▶ STORED ROWS
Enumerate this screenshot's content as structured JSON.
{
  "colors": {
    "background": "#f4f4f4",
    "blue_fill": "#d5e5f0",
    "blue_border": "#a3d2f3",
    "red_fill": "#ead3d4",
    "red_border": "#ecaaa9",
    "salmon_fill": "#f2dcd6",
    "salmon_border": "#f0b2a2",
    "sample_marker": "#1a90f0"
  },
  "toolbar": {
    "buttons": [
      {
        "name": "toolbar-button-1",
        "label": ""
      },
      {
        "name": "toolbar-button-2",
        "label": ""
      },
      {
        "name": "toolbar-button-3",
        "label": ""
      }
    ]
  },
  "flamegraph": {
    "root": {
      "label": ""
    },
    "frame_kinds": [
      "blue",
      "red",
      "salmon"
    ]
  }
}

▶ YOUR OBJECTIVE
From the entries above, pull out each line that includes "name".

▶ EXERCISE ANSWER
        "name": "toolbar-button-1",
        "name": "toolbar-button-2",
        "name": "toolbar-button-3",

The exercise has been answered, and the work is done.